● Assignment: Write the next part of the patch that adds the Windows sandbox header SandboxInitialization.h, picking up after its final comment line.

● Text under study:
=== Section Start ===
1 files changed, 52 insertions, 0 deletions

diff --git a/security/sandbox/win/SandboxInitialization.h b/security/sandbox/win/SandboxInitialization.h
new file mode 100644
index 0000000000..1d49c0d899
--- /dev/null
+++ b/security/sandbox/win/SandboxInitialization.h
@@ -0,0 +1,52 @@
+/* -*- Mode: C++; tab-width: 8; indent-tabs-mode: nil; c-basic-offset: 2 -*- */
+/* vim: set ts=2 et sw=2 tw=80: */
+/* This Source Code Form is subject to the terms of the Mozilla Public
+ * License, v. 2.0. If a copy of the MPL was not distributed with this
+ * file, You can obtain one at http://mozilla.org/MPL/2.0/. */
+
+#ifndef mozilla_sandboxing_SandboxInitialization_h
+#define mozilla_sandboxing_SandboxInitialization_h
+
+namespace sandbox {
+class BrokerServices;
+class TargetServices;
+}  // namespace sandbox
+
+// Things that use this file will probably want access to the IsSandboxedProcess
+// function defined in one of the Chromium sandbox cc files.
=== Section End ===
(Entries drawn from a collection)
=== Section Start ===
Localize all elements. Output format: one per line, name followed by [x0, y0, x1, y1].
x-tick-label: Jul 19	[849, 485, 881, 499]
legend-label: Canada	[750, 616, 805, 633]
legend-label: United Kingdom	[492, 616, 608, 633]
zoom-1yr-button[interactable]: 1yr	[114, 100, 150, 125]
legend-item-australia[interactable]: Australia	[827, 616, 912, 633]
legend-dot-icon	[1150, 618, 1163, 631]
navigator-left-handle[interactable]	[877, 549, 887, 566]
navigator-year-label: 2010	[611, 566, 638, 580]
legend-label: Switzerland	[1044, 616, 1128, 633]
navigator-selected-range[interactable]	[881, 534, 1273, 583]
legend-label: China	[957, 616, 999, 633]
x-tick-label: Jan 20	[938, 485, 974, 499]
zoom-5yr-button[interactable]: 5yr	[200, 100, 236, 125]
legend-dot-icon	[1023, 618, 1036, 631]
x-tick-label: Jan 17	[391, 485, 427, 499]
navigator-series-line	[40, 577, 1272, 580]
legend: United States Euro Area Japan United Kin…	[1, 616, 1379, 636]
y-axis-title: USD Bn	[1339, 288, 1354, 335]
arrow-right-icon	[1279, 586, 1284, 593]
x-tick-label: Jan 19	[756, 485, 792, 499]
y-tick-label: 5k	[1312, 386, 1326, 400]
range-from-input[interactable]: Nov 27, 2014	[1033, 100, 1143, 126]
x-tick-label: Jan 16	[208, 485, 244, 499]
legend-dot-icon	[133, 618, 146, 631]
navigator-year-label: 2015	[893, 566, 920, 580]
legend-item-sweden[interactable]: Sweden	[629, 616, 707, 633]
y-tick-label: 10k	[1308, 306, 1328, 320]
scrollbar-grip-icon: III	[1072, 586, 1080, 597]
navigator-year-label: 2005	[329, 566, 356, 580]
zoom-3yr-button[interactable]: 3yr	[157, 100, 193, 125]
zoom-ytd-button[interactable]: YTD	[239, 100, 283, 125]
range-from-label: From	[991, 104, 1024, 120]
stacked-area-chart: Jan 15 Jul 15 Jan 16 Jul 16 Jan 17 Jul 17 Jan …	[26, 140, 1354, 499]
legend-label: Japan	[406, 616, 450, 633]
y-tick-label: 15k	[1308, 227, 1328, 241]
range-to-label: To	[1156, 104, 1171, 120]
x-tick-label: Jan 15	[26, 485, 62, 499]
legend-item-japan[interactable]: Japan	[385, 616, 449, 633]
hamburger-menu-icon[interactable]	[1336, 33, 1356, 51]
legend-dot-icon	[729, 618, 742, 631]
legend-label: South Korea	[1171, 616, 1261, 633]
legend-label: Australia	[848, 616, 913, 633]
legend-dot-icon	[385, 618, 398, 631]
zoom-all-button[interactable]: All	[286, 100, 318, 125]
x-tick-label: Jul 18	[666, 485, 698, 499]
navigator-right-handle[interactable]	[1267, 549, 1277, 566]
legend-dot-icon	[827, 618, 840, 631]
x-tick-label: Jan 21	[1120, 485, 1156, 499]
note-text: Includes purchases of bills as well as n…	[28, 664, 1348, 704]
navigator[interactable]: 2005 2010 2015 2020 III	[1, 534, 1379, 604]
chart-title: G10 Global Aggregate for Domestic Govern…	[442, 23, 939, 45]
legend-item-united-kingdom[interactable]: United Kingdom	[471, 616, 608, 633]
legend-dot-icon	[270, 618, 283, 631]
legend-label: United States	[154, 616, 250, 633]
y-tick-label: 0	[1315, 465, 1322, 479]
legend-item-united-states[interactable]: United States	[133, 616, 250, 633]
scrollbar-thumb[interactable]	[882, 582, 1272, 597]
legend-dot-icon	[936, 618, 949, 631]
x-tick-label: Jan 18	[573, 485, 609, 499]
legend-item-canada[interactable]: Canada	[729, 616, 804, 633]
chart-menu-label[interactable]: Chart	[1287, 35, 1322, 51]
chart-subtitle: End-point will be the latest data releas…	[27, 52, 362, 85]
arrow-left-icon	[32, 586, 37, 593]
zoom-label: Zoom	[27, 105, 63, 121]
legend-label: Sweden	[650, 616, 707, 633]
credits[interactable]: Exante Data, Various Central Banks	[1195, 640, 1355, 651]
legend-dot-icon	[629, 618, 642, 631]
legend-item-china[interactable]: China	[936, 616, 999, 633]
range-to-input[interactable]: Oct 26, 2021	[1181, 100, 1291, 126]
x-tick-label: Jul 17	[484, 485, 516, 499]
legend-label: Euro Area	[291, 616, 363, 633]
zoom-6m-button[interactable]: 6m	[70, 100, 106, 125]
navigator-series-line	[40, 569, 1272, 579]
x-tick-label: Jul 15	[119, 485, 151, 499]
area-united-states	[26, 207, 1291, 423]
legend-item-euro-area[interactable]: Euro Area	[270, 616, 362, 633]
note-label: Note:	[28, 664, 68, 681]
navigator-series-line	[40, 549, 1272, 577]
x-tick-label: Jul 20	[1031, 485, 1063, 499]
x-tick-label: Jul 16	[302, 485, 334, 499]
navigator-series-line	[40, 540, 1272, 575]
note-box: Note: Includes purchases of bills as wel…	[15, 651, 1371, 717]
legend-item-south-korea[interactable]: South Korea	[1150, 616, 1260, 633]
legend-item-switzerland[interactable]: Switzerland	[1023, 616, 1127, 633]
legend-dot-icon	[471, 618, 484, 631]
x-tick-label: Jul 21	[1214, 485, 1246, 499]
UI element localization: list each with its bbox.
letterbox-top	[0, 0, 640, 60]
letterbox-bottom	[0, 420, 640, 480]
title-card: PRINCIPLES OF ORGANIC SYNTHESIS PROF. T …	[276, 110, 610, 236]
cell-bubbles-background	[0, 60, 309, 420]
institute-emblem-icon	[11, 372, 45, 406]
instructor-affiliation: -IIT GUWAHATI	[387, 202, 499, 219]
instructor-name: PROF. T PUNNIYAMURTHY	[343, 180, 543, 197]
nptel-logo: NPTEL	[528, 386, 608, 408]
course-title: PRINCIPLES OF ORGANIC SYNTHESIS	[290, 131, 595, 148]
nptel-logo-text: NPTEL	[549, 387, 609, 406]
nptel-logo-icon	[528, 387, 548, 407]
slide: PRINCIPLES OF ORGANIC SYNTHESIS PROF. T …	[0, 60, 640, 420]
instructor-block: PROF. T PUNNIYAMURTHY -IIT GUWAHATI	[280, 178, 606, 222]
=== Section End ===
● Reply to the task:
+extern "C" bool IsSandboxedProcess();
+
+namespace mozilla {
+// Note the Chromium code just uses a bare sandbox namespace, which makes using
+// sandbox for our namespace painful.
+namespace sandboxing {
+
+/**
+ * Initializes (if required) and returns the Chromium sandbox TargetServices.
+ *
+ * @return the TargetServices or null if the creation or initialization failed.
+ */
+sandbox::TargetServices* GetInitializedTargetServices();
+
+/**
+ * Lowers the permissions on the process sandbox.
+ * Provided because the GMP sandbox needs to be lowered from the executable.
+ */
+void LowerSandbox();
+
+/**
+ * Initializes (if required) and returns the Chromium sandbox BrokerServices.
+ *
+ * @return the BrokerServices or null if the creation or initialization failed.
+ */
+sandbox::BrokerServices* GetInitializedBrokerServices();
+
+/**
+ * Apply mitigations for parent processes.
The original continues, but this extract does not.